### PROBLEM DETAILS
Pull out each line of the records holding the string "результатов".
# start of MATERIAL FOR THE TASK
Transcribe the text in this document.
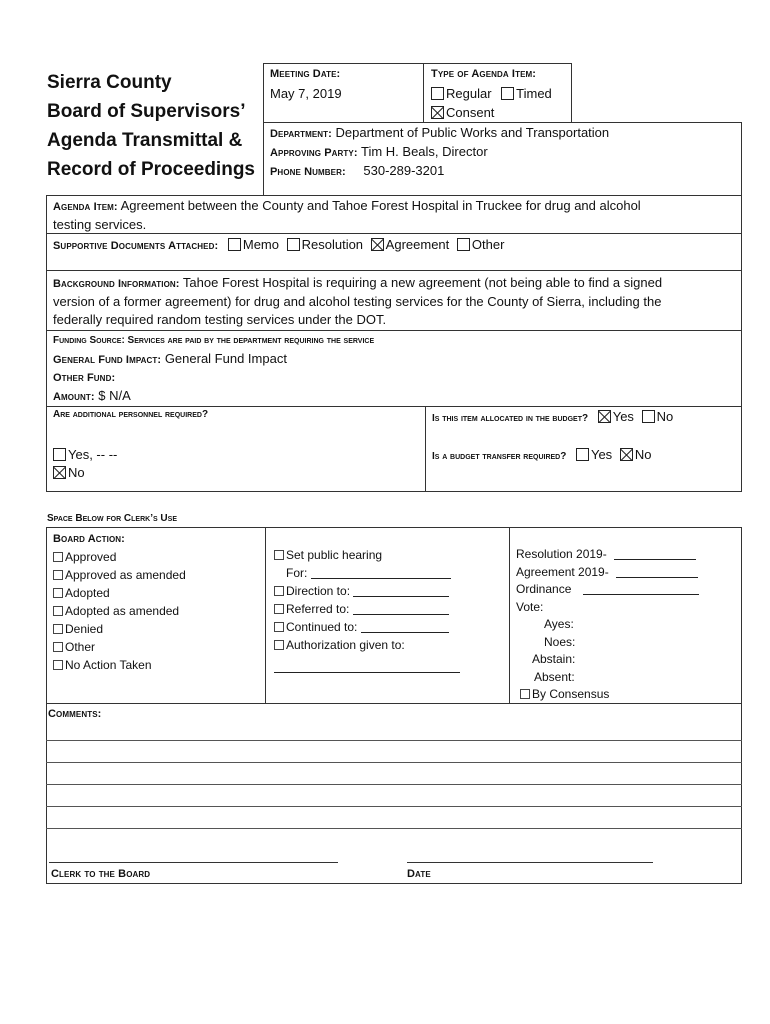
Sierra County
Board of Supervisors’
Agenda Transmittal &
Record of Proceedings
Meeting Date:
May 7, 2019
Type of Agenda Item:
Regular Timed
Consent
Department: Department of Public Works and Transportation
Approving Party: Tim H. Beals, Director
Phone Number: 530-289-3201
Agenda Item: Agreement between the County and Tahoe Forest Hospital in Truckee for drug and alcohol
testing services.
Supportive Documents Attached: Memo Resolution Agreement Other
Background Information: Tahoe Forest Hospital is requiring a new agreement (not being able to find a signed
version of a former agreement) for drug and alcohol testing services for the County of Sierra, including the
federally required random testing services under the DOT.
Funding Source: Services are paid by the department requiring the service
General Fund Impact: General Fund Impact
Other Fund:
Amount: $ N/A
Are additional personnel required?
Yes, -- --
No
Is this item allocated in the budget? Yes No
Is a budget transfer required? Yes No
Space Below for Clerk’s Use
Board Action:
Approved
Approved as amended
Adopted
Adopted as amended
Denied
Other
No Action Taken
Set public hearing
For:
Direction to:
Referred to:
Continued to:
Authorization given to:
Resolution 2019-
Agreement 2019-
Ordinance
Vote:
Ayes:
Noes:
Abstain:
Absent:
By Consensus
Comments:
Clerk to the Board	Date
# end of MATERIAL FOR THE TASK
# start of MATERIAL FOR THE TASK
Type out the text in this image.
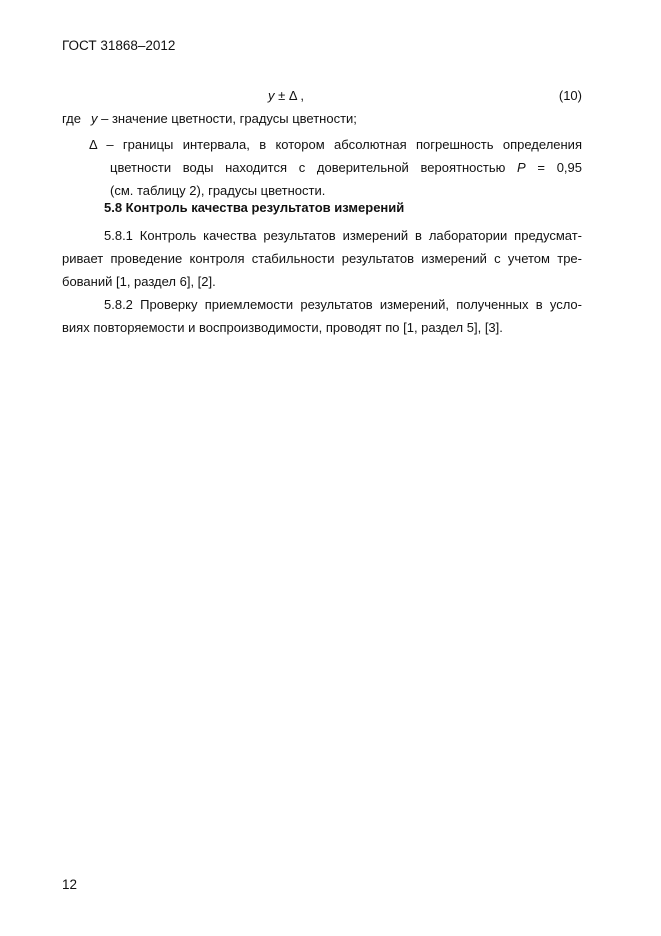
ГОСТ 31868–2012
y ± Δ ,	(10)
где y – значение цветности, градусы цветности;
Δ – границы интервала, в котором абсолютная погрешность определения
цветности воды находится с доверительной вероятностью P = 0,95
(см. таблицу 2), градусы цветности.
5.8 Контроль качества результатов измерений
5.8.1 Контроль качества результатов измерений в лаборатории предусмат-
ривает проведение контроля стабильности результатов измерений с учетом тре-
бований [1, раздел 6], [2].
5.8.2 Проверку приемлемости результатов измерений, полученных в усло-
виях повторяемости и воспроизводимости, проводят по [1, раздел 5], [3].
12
# end of MATERIAL FOR THE TASK
### OUTPUT
5.8 Контроль качества результатов измерений
5.8.1 Контроль качества результатов измерений в лаборатории предусмат-
ривает проведение контроля стабильности результатов измерений с учетом тре-
5.8.2 Проверку приемлемости результатов измерений, полученных в усло-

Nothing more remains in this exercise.